• **Records to use**

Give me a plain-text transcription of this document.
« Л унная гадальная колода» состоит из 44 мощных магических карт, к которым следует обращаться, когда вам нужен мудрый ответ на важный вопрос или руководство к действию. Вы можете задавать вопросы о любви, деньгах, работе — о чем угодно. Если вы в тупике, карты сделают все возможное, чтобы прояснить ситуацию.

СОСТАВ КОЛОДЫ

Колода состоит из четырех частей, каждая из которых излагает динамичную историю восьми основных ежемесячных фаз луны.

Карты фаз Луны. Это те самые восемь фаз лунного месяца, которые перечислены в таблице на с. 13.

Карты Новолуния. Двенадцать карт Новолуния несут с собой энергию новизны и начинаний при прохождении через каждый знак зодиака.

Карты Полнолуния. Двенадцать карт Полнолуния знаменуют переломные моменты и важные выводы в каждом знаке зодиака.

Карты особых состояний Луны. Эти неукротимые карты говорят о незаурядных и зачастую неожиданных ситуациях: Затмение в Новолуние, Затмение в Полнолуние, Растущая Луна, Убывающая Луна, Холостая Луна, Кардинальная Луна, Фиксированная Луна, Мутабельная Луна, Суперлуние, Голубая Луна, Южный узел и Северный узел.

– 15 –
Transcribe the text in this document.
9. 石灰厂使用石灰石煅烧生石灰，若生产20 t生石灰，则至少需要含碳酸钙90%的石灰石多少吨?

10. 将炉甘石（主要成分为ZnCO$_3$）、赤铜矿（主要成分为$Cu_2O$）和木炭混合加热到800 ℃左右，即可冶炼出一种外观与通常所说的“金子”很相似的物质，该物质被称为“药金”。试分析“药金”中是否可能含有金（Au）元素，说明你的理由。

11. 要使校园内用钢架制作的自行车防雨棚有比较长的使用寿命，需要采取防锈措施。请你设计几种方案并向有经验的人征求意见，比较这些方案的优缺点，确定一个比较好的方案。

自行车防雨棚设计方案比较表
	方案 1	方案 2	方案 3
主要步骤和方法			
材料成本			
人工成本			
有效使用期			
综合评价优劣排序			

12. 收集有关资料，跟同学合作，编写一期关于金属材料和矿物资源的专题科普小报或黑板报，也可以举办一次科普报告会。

• **Prompt**
Repeat exactly the lines from the line containing "Transcribe the text in this document." through the end of the listing above; both boundary lines are part of the output.

• **Problem solution**
Transcribe the text in this document.
9. 石灰厂使用石灰石煅烧生石灰，若生产20 t生石灰，则至少需要含碳酸钙90%的石灰石多少吨?

10. 将炉甘石（主要成分为ZnCO$_3$）、赤铜矿（主要成分为$Cu_2O$）和木炭混合加热到800 ℃左右，即可冶炼出一种外观与通常所说的“金子”很相似的物质，该物质被称为“药金”。试分析“药金”中是否可能含有金（Au）元素，说明你的理由。

11. 要使校园内用钢架制作的自行车防雨棚有比较长的使用寿命，需要采取防锈措施。请你设计几种方案并向有经验的人征求意见，比较这些方案的优缺点，确定一个比较好的方案。

自行车防雨棚设计方案比较表
	方案 1	方案 2	方案 3
主要步骤和方法			
材料成本			
人工成本			
有效使用期			
综合评价优劣排序			

12. 收集有关资料，跟同学合作，编写一期关于金属材料和矿物资源的专题科普小报或黑板报，也可以举办一次科普报告会。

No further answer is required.